_THE EXERCISE_
Only a number is wanted: how many lines in the listing contain the word "Percent"?

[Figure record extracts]
######

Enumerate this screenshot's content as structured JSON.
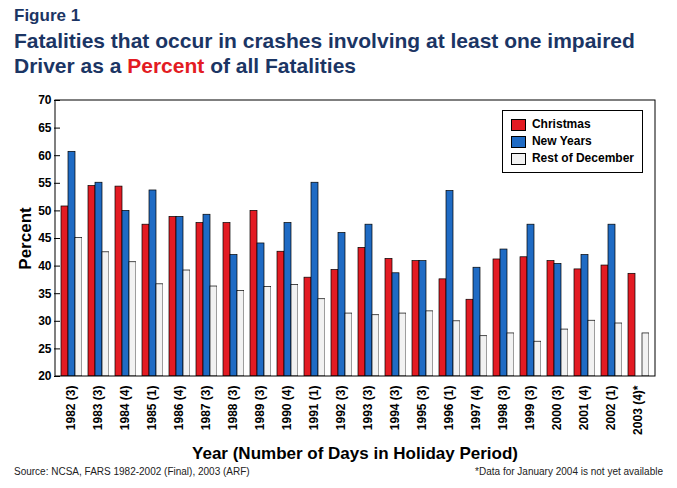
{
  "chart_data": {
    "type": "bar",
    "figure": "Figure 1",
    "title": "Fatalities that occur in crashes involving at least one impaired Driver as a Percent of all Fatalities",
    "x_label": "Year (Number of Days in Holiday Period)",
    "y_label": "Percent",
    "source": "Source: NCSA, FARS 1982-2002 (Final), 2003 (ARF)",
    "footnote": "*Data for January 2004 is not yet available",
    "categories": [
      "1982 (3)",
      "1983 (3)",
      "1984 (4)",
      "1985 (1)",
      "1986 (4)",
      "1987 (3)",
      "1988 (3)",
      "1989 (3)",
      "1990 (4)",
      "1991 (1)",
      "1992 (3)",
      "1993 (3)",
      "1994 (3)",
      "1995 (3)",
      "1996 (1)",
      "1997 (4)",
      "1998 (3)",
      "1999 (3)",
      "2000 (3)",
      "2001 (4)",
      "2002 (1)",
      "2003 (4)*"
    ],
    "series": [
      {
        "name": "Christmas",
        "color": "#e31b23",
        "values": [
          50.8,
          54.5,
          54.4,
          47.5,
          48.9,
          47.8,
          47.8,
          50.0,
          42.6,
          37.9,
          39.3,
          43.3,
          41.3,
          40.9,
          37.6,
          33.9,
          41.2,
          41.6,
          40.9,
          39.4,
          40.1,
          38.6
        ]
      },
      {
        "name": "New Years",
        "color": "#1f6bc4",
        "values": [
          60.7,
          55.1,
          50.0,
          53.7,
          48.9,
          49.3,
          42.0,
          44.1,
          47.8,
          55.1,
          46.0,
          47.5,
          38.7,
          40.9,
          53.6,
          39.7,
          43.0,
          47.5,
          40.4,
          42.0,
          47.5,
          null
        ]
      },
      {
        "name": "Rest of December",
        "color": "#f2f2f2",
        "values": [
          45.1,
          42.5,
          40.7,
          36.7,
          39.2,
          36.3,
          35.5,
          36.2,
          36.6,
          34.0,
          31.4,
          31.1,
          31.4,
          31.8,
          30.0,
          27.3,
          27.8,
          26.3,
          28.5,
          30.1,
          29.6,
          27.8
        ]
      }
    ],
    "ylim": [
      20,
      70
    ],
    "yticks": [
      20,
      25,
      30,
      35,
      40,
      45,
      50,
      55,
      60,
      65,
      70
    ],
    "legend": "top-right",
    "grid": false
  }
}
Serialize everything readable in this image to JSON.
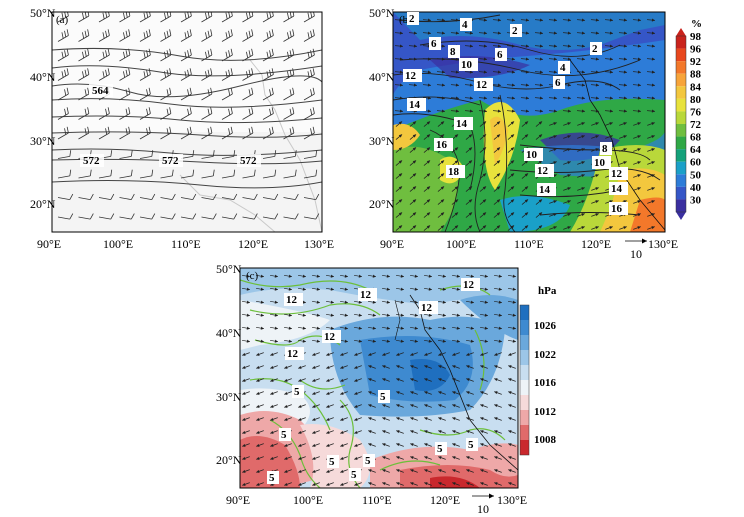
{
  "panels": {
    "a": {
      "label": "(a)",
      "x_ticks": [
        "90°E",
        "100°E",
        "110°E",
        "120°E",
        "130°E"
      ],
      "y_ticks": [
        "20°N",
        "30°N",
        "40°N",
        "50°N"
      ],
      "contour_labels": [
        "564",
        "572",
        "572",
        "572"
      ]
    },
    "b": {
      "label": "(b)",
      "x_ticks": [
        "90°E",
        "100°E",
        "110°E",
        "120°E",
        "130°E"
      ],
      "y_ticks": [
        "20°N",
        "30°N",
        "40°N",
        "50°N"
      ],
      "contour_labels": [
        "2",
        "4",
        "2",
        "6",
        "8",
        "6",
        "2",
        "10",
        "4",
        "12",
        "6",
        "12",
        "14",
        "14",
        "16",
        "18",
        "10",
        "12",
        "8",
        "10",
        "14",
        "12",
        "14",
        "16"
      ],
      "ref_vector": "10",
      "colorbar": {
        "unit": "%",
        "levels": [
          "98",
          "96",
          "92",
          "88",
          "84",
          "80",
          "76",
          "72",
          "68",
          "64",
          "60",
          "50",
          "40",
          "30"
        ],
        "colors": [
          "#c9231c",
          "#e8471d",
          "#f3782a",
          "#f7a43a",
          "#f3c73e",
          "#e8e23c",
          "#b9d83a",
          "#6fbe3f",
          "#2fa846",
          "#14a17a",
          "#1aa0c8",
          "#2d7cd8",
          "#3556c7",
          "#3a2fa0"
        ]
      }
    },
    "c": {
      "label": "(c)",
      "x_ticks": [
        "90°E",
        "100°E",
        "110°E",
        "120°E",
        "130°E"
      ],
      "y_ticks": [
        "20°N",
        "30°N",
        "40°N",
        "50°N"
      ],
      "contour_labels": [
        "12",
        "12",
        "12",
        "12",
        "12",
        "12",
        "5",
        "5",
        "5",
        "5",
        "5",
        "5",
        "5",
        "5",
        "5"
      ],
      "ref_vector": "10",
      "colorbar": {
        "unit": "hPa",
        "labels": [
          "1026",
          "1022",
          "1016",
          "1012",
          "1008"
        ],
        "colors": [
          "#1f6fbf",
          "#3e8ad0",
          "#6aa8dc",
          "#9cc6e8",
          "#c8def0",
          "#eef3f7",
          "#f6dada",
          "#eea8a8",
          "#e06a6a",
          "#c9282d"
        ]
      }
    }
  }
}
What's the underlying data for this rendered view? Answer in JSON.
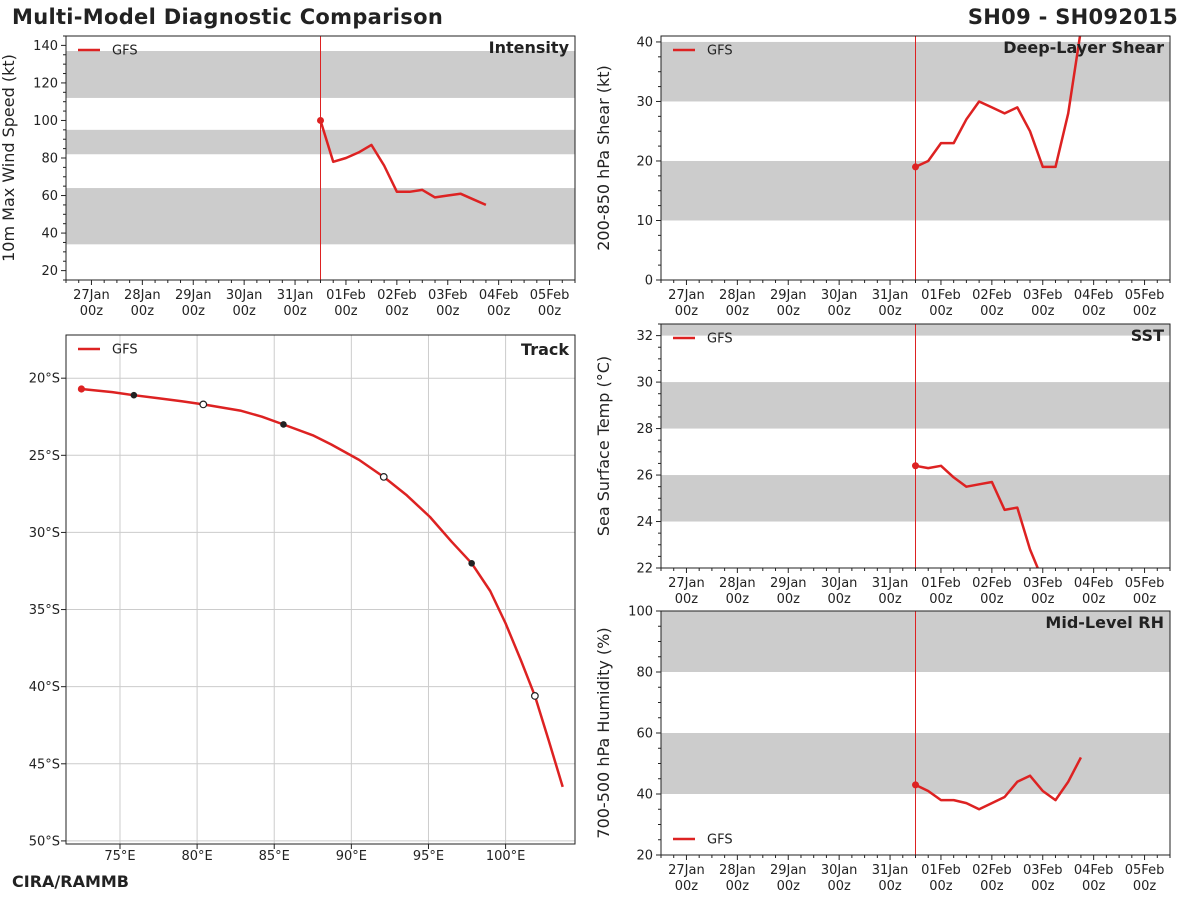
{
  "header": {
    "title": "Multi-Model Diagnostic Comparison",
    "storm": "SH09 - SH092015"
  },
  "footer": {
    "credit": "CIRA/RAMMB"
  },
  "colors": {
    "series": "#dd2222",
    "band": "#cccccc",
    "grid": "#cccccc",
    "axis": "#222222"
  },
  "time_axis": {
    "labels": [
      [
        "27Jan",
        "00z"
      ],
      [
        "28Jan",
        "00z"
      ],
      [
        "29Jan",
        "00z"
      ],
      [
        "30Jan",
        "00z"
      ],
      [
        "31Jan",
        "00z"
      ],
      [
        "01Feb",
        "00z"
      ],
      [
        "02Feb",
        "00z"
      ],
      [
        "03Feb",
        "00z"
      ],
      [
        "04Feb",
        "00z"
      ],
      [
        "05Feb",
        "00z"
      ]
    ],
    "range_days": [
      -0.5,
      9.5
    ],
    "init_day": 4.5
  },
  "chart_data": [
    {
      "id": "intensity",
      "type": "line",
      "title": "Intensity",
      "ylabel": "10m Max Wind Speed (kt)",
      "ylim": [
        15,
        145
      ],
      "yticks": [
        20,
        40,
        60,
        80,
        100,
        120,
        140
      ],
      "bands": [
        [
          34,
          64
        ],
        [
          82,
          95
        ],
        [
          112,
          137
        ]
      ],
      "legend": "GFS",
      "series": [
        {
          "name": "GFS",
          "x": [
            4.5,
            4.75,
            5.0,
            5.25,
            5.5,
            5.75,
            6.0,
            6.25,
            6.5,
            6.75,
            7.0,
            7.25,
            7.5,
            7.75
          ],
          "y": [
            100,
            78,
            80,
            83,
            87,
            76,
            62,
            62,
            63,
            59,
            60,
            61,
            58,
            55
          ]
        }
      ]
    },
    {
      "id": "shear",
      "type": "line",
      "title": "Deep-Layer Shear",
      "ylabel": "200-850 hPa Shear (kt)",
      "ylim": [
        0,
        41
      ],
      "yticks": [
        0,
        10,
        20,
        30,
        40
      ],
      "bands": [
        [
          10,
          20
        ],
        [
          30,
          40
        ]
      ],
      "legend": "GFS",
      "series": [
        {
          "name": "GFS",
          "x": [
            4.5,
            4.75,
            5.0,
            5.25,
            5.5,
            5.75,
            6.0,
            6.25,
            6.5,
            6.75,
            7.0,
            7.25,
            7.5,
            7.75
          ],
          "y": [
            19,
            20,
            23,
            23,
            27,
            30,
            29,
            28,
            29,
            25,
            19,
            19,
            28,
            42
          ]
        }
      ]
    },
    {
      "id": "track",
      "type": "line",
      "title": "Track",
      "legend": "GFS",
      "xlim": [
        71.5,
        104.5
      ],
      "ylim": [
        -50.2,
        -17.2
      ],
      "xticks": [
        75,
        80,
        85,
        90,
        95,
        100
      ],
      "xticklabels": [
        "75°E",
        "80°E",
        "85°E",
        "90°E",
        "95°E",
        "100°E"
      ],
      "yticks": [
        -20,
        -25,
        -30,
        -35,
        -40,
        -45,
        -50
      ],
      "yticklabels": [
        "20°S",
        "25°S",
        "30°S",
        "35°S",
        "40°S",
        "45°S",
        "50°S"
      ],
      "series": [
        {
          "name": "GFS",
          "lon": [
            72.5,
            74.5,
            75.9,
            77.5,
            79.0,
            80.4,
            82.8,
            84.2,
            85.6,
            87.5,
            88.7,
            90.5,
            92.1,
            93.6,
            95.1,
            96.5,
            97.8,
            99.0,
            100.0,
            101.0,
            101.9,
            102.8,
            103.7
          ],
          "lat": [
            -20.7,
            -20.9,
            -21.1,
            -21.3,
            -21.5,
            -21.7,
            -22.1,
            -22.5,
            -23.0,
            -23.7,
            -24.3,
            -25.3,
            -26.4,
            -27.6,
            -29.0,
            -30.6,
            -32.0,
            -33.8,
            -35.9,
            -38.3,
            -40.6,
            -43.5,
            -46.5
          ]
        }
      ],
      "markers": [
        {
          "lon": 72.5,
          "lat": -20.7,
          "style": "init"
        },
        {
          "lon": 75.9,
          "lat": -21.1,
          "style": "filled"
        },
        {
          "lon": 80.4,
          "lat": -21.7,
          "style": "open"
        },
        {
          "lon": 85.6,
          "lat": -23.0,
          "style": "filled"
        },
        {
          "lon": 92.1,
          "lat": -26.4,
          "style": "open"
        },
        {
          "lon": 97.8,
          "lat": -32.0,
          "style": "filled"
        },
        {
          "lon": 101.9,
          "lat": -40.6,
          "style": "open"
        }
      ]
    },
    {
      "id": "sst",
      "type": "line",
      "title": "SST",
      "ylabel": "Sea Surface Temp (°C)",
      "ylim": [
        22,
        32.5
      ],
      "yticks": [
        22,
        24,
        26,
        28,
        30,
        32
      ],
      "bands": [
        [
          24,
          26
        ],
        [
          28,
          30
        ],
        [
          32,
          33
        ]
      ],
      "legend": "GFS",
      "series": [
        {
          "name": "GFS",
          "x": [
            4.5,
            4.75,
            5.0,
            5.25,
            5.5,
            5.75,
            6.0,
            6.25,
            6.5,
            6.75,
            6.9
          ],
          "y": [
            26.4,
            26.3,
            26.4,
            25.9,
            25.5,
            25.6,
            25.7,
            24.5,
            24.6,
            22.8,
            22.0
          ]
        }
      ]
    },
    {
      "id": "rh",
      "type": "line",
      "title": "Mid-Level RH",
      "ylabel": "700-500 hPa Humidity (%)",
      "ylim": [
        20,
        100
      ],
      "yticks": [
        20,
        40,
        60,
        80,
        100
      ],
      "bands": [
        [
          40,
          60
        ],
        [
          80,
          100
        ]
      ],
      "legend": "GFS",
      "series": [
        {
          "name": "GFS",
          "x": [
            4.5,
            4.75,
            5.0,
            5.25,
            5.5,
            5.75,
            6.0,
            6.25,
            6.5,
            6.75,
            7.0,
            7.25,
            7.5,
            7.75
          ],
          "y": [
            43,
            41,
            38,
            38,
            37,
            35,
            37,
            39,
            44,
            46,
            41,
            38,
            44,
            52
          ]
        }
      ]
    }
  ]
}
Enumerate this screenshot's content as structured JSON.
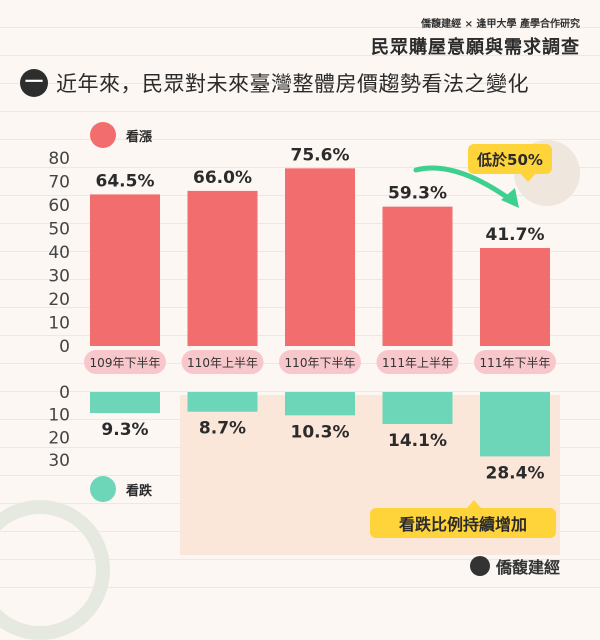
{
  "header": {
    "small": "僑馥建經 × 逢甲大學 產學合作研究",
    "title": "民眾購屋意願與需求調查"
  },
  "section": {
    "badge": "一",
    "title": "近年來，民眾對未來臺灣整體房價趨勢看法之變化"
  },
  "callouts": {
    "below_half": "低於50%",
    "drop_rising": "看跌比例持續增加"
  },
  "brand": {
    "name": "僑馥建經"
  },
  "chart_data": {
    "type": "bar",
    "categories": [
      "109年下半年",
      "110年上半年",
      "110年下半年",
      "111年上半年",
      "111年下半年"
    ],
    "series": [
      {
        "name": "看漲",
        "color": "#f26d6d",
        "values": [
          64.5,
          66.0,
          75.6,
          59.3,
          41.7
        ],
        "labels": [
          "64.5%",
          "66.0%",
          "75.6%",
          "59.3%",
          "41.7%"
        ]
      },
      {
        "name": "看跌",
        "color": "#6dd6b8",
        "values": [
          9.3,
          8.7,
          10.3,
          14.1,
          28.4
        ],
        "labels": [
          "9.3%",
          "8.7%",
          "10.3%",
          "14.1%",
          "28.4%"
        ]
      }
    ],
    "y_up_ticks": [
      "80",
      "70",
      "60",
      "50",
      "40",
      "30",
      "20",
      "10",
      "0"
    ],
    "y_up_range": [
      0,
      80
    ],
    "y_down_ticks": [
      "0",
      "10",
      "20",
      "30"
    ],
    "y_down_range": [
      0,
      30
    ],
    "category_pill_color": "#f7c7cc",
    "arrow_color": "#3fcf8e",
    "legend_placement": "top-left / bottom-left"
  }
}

######

_TASK RESPONSE_
2